Begin Records supplied

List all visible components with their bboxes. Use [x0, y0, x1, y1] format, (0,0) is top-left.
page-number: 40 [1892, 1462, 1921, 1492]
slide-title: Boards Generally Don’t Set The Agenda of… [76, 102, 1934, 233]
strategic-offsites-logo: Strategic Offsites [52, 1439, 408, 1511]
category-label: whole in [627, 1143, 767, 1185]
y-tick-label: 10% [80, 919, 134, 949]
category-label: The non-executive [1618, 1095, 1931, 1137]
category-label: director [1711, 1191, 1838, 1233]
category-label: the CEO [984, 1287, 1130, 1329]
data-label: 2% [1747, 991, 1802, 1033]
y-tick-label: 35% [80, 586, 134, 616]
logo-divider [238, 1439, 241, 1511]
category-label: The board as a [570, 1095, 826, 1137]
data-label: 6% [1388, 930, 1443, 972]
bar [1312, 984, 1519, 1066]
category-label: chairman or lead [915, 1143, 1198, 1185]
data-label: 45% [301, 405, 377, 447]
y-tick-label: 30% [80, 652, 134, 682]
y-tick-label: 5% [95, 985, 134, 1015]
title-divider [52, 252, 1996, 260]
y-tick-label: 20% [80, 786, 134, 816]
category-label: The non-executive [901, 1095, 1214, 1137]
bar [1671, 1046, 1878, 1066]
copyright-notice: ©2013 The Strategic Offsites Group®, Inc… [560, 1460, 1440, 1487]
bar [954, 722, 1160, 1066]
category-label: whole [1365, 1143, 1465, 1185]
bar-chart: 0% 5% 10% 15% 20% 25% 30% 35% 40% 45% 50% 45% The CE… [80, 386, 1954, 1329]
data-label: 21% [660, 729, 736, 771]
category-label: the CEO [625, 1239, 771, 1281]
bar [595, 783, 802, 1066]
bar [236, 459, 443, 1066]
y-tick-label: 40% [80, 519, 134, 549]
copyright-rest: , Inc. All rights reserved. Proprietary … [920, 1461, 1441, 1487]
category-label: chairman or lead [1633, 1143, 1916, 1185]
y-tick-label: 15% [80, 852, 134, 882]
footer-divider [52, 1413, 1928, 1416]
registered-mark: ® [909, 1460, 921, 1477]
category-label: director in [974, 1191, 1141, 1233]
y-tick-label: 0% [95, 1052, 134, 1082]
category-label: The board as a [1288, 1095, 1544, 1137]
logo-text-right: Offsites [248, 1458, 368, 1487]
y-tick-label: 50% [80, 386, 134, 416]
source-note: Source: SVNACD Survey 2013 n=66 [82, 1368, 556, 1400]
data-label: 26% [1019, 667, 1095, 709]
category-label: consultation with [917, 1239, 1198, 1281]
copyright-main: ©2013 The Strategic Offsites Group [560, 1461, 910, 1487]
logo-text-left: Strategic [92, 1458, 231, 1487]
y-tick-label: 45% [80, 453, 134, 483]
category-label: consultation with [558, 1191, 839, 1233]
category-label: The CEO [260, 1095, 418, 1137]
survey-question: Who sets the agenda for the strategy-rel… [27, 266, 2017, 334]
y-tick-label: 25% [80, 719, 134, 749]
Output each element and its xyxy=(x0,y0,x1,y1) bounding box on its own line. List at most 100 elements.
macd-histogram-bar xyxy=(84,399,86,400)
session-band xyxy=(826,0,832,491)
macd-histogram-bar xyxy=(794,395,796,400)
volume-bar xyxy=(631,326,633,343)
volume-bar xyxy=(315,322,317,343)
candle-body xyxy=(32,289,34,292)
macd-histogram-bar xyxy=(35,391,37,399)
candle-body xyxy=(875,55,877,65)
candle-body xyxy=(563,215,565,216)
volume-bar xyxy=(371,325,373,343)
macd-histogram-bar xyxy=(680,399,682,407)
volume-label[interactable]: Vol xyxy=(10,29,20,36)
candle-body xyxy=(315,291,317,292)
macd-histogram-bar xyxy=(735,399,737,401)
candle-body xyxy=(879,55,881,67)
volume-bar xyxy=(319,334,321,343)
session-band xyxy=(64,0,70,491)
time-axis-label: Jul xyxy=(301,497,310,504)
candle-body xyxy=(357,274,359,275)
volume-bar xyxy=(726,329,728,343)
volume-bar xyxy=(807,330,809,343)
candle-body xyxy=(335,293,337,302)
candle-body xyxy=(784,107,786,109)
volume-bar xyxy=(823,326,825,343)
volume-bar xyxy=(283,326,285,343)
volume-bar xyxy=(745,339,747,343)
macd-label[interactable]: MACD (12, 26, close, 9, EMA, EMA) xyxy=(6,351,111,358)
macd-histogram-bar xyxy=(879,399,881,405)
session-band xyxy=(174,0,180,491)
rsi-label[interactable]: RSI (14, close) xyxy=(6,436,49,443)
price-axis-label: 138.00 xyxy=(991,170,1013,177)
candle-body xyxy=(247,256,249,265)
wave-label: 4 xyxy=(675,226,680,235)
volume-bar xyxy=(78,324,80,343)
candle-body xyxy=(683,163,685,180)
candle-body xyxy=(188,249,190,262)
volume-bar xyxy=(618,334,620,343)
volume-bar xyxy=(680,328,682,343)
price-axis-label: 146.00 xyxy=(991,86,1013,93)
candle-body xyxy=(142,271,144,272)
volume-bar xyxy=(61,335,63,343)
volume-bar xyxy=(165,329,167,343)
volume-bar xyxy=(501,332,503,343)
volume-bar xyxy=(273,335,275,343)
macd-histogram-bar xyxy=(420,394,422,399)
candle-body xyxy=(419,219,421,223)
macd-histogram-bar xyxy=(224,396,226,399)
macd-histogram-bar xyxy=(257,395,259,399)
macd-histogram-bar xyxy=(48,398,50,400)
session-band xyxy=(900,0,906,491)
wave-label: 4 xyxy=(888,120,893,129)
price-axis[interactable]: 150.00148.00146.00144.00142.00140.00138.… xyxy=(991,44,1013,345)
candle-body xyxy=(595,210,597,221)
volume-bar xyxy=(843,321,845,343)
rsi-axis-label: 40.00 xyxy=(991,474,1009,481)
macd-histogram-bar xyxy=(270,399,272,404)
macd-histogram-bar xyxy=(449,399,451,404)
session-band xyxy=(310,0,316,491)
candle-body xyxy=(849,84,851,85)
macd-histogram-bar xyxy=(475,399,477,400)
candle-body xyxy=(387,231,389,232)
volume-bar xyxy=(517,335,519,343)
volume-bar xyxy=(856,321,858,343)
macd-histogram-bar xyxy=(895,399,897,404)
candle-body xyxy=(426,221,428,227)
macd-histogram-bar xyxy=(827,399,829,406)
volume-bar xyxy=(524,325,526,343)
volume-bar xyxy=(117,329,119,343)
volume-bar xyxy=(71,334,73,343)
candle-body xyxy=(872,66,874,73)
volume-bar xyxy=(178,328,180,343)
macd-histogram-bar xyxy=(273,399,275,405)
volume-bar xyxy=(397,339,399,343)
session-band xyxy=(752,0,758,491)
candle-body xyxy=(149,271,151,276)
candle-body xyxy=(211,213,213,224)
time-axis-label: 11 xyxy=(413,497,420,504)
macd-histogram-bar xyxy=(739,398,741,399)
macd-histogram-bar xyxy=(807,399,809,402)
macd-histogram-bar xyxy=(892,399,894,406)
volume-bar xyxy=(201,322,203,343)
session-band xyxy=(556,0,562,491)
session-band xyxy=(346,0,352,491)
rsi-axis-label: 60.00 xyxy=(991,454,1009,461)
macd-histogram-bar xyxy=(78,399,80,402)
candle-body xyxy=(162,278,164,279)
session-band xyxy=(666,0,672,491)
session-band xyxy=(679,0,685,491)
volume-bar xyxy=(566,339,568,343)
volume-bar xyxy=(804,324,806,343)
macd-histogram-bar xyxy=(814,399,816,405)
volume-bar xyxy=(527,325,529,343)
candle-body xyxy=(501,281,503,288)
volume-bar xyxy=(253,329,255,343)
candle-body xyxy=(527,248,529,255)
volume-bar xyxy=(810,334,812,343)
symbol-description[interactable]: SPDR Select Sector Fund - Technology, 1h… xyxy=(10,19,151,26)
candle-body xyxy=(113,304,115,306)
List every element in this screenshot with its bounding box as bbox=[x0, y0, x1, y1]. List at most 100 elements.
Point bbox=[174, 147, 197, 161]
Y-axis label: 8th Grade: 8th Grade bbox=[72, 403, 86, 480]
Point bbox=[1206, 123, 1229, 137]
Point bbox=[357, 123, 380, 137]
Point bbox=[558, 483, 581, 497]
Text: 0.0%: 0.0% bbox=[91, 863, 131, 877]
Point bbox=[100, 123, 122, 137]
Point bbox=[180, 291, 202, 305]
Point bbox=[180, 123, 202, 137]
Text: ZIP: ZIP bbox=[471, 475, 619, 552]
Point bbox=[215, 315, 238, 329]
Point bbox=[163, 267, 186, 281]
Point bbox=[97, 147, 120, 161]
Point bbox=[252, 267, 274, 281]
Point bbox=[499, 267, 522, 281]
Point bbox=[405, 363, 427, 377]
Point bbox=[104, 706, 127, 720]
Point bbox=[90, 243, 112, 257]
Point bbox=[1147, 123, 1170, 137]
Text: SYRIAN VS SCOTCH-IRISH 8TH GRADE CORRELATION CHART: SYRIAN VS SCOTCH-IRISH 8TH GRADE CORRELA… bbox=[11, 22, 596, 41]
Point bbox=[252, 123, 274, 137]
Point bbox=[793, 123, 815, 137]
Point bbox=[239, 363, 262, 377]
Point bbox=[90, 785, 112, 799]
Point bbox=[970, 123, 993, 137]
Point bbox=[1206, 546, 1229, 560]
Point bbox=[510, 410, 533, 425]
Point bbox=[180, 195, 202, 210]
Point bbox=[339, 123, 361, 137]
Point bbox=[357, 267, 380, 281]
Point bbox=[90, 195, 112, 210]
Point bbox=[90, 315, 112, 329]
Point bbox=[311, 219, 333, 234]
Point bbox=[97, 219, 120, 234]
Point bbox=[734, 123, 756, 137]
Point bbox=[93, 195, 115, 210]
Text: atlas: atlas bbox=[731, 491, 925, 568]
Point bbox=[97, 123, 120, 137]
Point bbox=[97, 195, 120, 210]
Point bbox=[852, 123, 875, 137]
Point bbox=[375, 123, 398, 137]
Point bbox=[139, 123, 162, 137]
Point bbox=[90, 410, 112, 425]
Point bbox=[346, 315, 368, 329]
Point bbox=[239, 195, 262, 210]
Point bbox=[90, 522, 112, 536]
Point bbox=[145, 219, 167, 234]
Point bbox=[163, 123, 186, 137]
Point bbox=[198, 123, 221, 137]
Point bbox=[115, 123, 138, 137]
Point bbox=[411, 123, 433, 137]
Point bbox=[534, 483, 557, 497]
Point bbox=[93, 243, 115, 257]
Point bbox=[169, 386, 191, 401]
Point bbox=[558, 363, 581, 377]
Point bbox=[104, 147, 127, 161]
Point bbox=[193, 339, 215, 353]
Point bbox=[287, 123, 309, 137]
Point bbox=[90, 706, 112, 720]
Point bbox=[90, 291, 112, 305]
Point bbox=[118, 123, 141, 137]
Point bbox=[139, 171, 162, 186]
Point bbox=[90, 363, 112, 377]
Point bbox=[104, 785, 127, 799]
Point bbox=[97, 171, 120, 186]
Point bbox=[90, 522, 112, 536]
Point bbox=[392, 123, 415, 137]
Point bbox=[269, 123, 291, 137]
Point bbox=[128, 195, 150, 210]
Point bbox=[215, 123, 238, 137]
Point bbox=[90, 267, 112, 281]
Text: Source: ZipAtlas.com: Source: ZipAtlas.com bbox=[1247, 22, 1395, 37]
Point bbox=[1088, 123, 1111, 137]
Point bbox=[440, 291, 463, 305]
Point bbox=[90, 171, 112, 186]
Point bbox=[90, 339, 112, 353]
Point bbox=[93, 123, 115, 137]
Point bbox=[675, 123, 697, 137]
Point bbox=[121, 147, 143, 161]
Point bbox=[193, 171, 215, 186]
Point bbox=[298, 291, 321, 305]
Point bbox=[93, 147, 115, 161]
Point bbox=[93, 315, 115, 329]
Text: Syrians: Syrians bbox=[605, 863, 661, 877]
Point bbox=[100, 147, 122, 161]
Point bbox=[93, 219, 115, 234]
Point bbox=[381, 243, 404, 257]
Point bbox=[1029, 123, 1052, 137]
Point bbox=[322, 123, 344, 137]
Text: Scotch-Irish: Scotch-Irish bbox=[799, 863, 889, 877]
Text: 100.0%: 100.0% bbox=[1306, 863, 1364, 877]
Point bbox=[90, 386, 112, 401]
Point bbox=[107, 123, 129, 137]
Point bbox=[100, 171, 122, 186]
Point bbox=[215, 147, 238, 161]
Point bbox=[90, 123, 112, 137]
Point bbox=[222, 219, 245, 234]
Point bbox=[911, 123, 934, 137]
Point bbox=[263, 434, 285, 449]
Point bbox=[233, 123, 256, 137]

End Records supplied

* [The problem]: Reproduce verbatim everything from the start of the items down to the line containing "strategic-offsites-logo: Strategic Offsites", both ends included.

* [Result of the exercise]:
List all visible components with their bboxes. Use [x0, y0, x1, y1] format, (0,0) is top-left.
page-number: 40 [1892, 1462, 1921, 1492]
slide-title: Boards Generally Don’t Set The Agenda of… [76, 102, 1934, 233]
strategic-offsites-logo: Strategic Offsites [52, 1439, 408, 1511]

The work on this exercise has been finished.